GIVEN REQUEST:
Copy the records that follow exactly as written, but not their pictures.

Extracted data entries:

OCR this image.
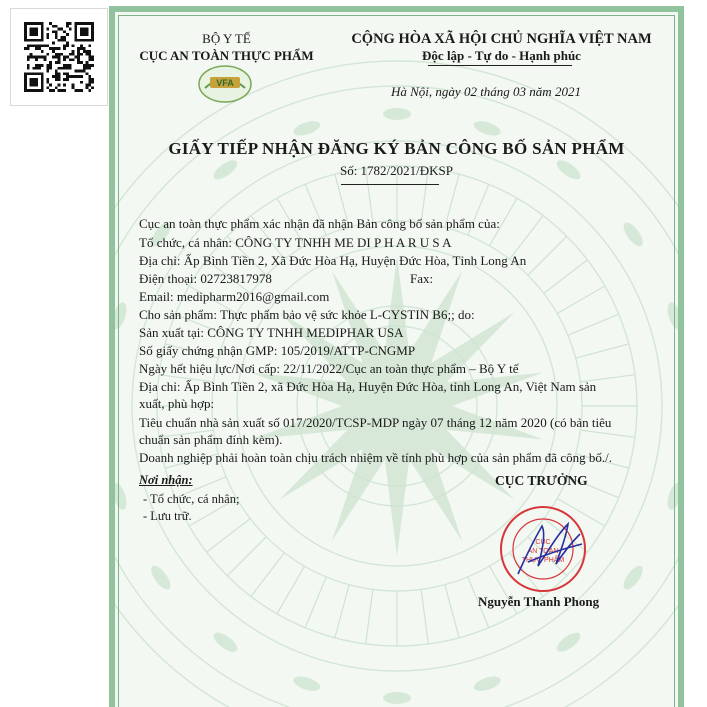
BỘ Y TẾ
CỤC AN TOÀN THỰC PHẨM
VFA
CỘNG HÒA XÃ HỘI CHỦ NGHĨA VIỆT NAM
Độc lập - Tự do - Hạnh phúc
Hà Nội, ngày 02 tháng 03 năm 2021
GIẤY TIẾP NHẬN ĐĂNG KÝ BẢN CÔNG BỐ SẢN PHẨM
Số: 1782/2021/ĐKSP
Cục an toàn thực phẩm xác nhận đã nhận Bản công bố sản phẩm của:
Tổ chức, cá nhân: CÔNG TY TNHH ME DI P H A R U S A
Địa chỉ: Ấp Bình Tiền 2, Xã Đức Hòa Hạ, Huyện Đức Hòa, Tỉnh Long An
Điện thoại: 02723817978	Fax:
Email: medipharm2016@gmail.com
Cho sản phẩm: Thực phẩm bảo vệ sức khỏe L-CYSTIN B6;; do:
Sản xuất tại: CÔNG TY TNHH MEDIPHAR USA
Số giấy chứng nhận GMP: 105/2019/ATTP-CNGMP
Ngày hết hiệu lực/Nơi cấp: 22/11/2022/Cục an toàn thực phẩm – Bộ Y tế
Địa chỉ: Ấp Bình Tiền 2, xã Đức Hòa Hạ, Huyện Đức Hòa, tỉnh Long An, Việt Nam sản
xuất, phù hợp:
Tiêu chuẩn nhà sản xuất số 017/2020/TCSP-MDP ngày 07 tháng 12 năm 2020 (có bản tiêu
chuẩn sản phẩm đính kèm).
Doanh nghiệp phải hoàn toàn chịu trách nhiệm về tính phù hợp của sản phẩm đã công bố./.
Nơi nhận:
- Tổ chức, cá nhân;
- Lưu trữ.
CỤC TRƯỞNG
CỤC
AN TOÀN
THỰC PHẨM
Nguyễn Thanh Phong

EXERCISE ANSWER:
OCR this image.
BỘ Y TẾ
CỤC AN TOÀN THỰC PHẨM
VFA
CỘNG HÒA XÃ HỘI CHỦ NGHĨA VIỆT NAM
Độc lập - Tự do - Hạnh phúc
Hà Nội, ngày 02 tháng 03 năm 2021
GIẤY TIẾP NHẬN ĐĂNG KÝ BẢN CÔNG BỐ SẢN PHẨM
Số: 1782/2021/ĐKSP
Cục an toàn thực phẩm xác nhận đã nhận Bản công bố sản phẩm của:
Tổ chức, cá nhân: CÔNG TY TNHH ME DI P H A R U S A
Địa chỉ: Ấp Bình Tiền 2, Xã Đức Hòa Hạ, Huyện Đức Hòa, Tỉnh Long An
Điện thoại: 02723817978	Fax:
Email: medipharm2016@gmail.com
Cho sản phẩm: Thực phẩm bảo vệ sức khỏe L-CYSTIN B6;; do:
Sản xuất tại: CÔNG TY TNHH MEDIPHAR USA
Số giấy chứng nhận GMP: 105/2019/ATTP-CNGMP
Ngày hết hiệu lực/Nơi cấp: 22/11/2022/Cục an toàn thực phẩm – Bộ Y tế
Địa chỉ: Ấp Bình Tiền 2, xã Đức Hòa Hạ, Huyện Đức Hòa, tỉnh Long An, Việt Nam sản
xuất, phù hợp:
Tiêu chuẩn nhà sản xuất số 017/2020/TCSP-MDP ngày 07 tháng 12 năm 2020 (có bản tiêu
chuẩn sản phẩm đính kèm).
Doanh nghiệp phải hoàn toàn chịu trách nhiệm về tính phù hợp của sản phẩm đã công bố./.
Nơi nhận:
- Tổ chức, cá nhân;
- Lưu trữ.
CỤC TRƯỞNG
CỤC
AN TOÀN
THỰC PHẨM
Nguyễn Thanh Phong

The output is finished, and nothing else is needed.